■ **EXERCISE REQUIREMENTS**:
Extract each line from the entries below that has the string "труда" in it.

■ **RAW DATA**:
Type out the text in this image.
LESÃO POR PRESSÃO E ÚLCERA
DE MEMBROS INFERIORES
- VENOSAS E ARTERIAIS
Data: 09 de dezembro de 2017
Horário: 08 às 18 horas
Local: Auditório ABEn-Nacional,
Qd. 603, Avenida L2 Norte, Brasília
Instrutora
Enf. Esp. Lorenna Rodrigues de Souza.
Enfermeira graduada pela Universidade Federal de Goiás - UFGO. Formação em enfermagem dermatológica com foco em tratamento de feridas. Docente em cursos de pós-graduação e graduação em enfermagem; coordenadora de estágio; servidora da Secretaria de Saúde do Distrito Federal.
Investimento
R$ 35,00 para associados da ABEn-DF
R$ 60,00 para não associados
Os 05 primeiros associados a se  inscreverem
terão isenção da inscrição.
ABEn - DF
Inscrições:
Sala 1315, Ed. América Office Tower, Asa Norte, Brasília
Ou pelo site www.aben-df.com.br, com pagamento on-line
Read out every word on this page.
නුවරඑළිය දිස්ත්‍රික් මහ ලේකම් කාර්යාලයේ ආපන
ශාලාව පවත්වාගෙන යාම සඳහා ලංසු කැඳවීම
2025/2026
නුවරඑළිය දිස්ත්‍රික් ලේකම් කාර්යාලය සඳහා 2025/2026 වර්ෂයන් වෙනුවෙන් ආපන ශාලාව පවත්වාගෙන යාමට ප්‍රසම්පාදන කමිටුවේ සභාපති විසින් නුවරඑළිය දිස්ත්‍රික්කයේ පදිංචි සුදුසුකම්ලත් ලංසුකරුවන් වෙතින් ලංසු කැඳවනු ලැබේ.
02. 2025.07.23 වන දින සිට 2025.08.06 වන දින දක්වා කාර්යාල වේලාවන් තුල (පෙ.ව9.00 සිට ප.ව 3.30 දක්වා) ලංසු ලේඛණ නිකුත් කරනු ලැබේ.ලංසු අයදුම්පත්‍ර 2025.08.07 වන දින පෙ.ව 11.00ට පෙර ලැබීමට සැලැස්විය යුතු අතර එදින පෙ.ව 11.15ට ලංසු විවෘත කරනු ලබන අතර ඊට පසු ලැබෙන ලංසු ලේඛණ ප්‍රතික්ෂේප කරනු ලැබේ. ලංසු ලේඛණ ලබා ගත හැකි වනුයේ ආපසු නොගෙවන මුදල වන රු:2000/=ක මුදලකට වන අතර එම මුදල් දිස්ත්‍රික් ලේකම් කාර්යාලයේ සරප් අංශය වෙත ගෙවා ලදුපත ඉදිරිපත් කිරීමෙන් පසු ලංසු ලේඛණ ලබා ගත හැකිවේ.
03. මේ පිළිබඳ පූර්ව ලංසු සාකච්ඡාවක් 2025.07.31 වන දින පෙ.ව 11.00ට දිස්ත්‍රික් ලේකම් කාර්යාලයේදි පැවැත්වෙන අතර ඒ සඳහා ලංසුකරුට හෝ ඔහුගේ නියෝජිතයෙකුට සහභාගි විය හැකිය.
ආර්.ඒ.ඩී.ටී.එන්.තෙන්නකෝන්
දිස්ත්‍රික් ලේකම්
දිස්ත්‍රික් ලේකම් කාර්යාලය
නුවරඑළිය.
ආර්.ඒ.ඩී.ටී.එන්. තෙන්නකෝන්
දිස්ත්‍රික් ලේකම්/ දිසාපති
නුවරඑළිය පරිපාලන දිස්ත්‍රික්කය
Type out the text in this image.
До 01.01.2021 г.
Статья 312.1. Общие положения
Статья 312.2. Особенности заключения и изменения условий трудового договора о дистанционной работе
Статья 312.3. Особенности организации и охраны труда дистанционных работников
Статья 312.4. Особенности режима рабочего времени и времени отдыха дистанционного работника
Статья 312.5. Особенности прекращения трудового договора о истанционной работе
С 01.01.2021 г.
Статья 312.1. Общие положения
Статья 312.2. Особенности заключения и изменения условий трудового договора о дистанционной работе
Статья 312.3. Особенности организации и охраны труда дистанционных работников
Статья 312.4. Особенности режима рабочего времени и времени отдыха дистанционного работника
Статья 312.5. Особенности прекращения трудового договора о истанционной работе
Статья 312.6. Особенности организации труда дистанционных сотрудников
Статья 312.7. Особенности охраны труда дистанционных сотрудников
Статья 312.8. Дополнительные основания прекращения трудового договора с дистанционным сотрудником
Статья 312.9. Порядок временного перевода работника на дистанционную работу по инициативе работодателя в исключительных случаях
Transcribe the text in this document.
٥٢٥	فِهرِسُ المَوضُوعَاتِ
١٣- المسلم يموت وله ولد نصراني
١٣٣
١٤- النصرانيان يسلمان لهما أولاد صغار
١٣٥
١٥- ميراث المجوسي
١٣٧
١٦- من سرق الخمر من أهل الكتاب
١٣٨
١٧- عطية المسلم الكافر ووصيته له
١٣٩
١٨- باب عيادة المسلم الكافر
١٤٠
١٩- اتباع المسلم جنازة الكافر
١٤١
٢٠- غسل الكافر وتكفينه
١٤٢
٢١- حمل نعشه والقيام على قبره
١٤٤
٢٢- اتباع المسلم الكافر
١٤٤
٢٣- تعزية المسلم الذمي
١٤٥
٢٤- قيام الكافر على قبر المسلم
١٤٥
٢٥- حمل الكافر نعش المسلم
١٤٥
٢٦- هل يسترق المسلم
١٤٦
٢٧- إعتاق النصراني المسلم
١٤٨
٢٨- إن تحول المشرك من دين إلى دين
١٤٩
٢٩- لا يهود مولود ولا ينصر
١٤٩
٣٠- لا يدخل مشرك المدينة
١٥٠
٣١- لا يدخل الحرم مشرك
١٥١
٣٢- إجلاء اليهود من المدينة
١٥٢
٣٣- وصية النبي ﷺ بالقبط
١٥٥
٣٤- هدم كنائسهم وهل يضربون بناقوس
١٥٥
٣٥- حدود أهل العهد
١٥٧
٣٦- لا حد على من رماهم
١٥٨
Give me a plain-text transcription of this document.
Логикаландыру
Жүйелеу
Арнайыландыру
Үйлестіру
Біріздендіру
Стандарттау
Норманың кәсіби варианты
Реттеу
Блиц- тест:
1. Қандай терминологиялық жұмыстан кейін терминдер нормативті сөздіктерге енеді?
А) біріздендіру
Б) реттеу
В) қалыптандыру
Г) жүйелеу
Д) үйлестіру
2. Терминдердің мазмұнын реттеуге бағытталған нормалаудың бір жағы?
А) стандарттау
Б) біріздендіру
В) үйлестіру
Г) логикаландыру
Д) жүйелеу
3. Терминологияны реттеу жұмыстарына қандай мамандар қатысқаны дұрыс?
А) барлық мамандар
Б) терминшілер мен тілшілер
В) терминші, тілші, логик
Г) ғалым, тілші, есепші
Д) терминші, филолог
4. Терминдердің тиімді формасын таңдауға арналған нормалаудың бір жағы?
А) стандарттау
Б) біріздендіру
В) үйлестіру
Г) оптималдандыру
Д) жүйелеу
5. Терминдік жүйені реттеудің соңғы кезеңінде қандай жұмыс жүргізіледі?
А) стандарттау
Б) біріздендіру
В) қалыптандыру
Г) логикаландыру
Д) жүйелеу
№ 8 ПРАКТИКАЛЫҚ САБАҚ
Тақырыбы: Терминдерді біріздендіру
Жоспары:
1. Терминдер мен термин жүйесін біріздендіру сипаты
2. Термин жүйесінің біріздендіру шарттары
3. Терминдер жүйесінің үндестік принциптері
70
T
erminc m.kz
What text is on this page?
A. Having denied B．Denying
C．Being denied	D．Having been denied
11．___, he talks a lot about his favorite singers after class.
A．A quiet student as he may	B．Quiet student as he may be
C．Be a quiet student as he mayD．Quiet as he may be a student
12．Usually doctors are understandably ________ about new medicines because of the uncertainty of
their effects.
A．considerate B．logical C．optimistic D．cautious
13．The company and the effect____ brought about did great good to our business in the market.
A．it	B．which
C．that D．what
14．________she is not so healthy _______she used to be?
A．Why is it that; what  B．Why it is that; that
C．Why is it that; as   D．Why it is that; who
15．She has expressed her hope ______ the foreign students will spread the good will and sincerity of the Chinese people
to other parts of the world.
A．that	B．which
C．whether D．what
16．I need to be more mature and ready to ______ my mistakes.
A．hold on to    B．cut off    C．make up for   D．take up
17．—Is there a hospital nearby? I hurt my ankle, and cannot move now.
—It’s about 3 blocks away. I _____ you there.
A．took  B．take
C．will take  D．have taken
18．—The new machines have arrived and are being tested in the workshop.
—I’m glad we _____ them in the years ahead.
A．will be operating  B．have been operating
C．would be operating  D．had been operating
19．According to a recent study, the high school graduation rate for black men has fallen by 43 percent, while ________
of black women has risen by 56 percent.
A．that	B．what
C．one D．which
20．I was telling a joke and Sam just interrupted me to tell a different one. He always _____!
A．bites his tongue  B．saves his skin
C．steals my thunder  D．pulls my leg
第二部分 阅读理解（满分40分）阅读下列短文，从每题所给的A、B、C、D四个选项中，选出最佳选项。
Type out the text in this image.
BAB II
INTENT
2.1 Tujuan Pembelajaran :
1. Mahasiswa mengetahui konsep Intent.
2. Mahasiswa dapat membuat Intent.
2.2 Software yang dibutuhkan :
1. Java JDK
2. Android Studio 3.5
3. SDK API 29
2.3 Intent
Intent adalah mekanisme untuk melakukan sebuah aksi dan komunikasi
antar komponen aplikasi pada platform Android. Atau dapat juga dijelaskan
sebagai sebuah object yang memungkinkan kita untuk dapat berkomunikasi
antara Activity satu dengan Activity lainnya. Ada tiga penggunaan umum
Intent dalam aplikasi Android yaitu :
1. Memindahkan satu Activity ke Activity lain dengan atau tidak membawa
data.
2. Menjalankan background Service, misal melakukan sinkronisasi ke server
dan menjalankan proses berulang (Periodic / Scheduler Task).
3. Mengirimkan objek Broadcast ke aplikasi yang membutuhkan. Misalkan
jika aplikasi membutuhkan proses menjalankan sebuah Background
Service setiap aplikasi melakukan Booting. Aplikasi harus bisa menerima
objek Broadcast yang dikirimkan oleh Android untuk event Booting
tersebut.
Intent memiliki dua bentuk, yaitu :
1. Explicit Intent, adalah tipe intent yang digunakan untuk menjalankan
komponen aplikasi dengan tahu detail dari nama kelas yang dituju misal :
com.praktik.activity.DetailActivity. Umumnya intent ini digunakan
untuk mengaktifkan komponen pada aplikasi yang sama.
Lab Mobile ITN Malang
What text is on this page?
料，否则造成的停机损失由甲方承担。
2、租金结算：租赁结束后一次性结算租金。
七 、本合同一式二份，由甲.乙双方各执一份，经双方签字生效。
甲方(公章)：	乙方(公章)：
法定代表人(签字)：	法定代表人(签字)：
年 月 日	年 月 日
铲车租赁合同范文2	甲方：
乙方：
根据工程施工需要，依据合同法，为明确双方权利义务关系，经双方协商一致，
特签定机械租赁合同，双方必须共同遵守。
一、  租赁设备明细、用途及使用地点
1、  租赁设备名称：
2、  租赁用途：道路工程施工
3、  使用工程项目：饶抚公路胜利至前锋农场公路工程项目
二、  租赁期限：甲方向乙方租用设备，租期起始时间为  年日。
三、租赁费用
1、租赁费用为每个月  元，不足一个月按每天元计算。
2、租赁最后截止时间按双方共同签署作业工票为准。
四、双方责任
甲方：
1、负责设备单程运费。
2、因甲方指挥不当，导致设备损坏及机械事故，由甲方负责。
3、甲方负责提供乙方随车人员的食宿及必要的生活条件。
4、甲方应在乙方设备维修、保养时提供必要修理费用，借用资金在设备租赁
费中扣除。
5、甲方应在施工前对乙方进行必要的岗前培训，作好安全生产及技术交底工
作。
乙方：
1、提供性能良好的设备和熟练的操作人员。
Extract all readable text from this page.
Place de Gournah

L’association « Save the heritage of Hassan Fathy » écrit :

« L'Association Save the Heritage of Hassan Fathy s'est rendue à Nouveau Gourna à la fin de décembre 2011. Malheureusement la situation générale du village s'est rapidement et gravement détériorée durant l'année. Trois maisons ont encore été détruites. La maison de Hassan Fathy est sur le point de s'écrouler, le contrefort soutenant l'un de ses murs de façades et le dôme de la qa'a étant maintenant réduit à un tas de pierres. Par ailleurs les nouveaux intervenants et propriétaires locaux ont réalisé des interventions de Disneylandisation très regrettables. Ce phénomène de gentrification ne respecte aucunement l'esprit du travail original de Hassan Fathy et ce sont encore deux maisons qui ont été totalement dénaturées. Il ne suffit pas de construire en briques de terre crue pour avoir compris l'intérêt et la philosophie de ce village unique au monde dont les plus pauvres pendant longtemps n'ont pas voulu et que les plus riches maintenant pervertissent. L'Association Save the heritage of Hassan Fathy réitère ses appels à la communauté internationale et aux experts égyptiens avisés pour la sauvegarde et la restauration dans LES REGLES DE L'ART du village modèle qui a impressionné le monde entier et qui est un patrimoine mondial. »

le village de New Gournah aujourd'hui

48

■ **SOLVED PROBLEM**:
Статья 312.3. Особенности организации и охраны труда дистанционных работников
Статья 312.3. Особенности организации и охраны труда дистанционных работников
Статья 312.6. Особенности организации труда дистанционных сотрудников
Статья 312.7. Особенности охраны труда дистанционных сотрудников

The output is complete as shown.